> **RECORDS PROVIDED**

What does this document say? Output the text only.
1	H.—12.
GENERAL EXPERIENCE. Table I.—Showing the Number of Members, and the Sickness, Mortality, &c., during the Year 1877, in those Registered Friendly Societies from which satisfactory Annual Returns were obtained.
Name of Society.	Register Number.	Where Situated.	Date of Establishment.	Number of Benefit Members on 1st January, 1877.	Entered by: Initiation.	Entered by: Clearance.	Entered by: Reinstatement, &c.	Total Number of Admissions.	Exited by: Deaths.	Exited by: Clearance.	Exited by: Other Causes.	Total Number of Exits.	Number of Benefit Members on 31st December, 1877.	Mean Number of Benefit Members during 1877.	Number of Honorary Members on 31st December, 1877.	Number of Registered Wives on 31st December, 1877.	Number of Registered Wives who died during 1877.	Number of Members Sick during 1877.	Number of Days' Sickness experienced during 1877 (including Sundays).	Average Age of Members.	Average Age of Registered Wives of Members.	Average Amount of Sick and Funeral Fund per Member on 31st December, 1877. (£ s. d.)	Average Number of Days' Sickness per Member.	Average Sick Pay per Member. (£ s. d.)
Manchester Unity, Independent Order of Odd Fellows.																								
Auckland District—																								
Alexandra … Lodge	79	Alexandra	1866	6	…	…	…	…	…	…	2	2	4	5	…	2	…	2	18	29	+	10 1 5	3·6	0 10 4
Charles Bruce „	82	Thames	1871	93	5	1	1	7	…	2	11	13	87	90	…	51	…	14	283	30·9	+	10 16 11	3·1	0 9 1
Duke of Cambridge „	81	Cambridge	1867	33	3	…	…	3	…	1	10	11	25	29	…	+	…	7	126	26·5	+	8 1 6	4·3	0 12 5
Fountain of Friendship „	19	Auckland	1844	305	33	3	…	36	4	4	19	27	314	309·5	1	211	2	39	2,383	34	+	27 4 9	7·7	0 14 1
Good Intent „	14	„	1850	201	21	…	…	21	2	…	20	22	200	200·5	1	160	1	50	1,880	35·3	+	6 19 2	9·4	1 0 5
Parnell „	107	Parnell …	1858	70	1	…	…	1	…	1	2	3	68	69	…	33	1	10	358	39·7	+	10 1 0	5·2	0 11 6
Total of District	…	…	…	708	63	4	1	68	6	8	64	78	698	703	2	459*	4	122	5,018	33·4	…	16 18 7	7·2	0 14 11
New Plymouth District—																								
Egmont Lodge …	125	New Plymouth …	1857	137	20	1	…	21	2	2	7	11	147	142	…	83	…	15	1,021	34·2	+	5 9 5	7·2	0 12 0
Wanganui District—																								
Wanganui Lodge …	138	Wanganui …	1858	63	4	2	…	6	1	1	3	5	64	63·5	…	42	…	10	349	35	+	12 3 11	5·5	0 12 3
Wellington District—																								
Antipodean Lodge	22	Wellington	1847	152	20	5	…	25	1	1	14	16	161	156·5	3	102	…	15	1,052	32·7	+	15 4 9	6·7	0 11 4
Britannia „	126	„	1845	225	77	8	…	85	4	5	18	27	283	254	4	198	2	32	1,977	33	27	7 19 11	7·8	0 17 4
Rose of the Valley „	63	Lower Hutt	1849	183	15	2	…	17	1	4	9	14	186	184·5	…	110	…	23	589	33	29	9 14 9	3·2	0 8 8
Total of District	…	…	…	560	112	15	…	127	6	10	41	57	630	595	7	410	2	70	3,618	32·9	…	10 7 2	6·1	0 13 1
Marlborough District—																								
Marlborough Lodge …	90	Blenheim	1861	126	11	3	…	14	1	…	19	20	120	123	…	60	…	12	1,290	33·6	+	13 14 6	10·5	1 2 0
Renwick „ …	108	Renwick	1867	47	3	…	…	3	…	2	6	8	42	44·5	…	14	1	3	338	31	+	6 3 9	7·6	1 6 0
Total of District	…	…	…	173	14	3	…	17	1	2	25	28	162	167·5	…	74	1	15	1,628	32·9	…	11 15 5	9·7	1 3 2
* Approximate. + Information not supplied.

> **STATED GOAL**
Your task is to quote all of the data word for word.

> **RESULT FOR THIS EXERCISE**
What does this document say? Output the text only.
1	H.—12.
GENERAL EXPERIENCE. Table I.—Showing the Number of Members, and the Sickness, Mortality, &c., during the Year 1877, in those Registered Friendly Societies from which satisfactory Annual Returns were obtained.
Name of Society.	Register Number.	Where Situated.	Date of Establishment.	Number of Benefit Members on 1st January, 1877.	Entered by: Initiation.	Entered by: Clearance.	Entered by: Reinstatement, &c.	Total Number of Admissions.	Exited by: Deaths.	Exited by: Clearance.	Exited by: Other Causes.	Total Number of Exits.	Number of Benefit Members on 31st December, 1877.	Mean Number of Benefit Members during 1877.	Number of Honorary Members on 31st December, 1877.	Number of Registered Wives on 31st December, 1877.	Number of Registered Wives who died during 1877.	Number of Members Sick during 1877.	Number of Days' Sickness experienced during 1877 (including Sundays).	Average Age of Members.	Average Age of Registered Wives of Members.	Average Amount of Sick and Funeral Fund per Member on 31st December, 1877. (£ s. d.)	Average Number of Days' Sickness per Member.	Average Sick Pay per Member. (£ s. d.)
Manchester Unity, Independent Order of Odd Fellows.																								
Auckland District—																								
Alexandra … Lodge	79	Alexandra	1866	6	…	…	…	…	…	…	2	2	4	5	…	2	…	2	18	29	+	10 1 5	3·6	0 10 4
Charles Bruce „	82	Thames	1871	93	5	1	1	7	…	2	11	13	87	90	…	51	…	14	283	30·9	+	10 16 11	3·1	0 9 1
Duke of Cambridge „	81	Cambridge	1867	33	3	…	…	3	…	1	10	11	25	29	…	+	…	7	126	26·5	+	8 1 6	4·3	0 12 5
Fountain of Friendship „	19	Auckland	1844	305	33	3	…	36	4	4	19	27	314	309·5	1	211	2	39	2,383	34	+	27 4 9	7·7	0 14 1
Good Intent „	14	„	1850	201	21	…	…	21	2	…	20	22	200	200·5	1	160	1	50	1,880	35·3	+	6 19 2	9·4	1 0 5
Parnell „	107	Parnell …	1858	70	1	…	…	1	…	1	2	3	68	69	…	33	1	10	358	39·7	+	10 1 0	5·2	0 11 6
Total of District	…	…	…	708	63	4	1	68	6	8	64	78	698	703	2	459*	4	122	5,018	33·4	…	16 18 7	7·2	0 14 11
New Plymouth District—																								
Egmont Lodge …	125	New Plymouth …	1857	137	20	1	…	21	2	2	7	11	147	142	…	83	…	15	1,021	34·2	+	5 9 5	7·2	0 12 0
Wanganui District—																								
Wanganui Lodge …	138	Wanganui …	1858	63	4	2	…	6	1	1	3	5	64	63·5	…	42	…	10	349	35	+	12 3 11	5·5	0 12 3
Wellington District—																								
Antipodean Lodge	22	Wellington	1847	152	20	5	…	25	1	1	14	16	161	156·5	3	102	…	15	1,052	32·7	+	15 4 9	6·7	0 11 4
Britannia „	126	„	1845	225	77	8	…	85	4	5	18	27	283	254	4	198	2	32	1,977	33	27	7 19 11	7·8	0 17 4
Rose of the Valley „	63	Lower Hutt	1849	183	15	2	…	17	1	4	9	14	186	184·5	…	110	…	23	589	33	29	9 14 9	3·2	0 8 8
Total of District	…	…	…	560	112	15	…	127	6	10	41	57	630	595	7	410	2	70	3,618	32·9	…	10 7 2	6·1	0 13 1
Marlborough District—																								
Marlborough Lodge …	90	Blenheim	1861	126	11	3	…	14	1	…	19	20	120	123	…	60	…	12	1,290	33·6	+	13 14 6	10·5	1 2 0
Renwick „ …	108	Renwick	1867	47	3	…	…	3	…	2	6	8	42	44·5	…	14	1	3	338	31	+	6 3 9	7·6	1 6 0
Total of District	…	…	…	173	14	3	…	17	1	2	25	28	162	167·5	…	74	1	15	1,628	32·9	…	11 15 5	9·7	1 3 2
* Approximate. + Information not supplied.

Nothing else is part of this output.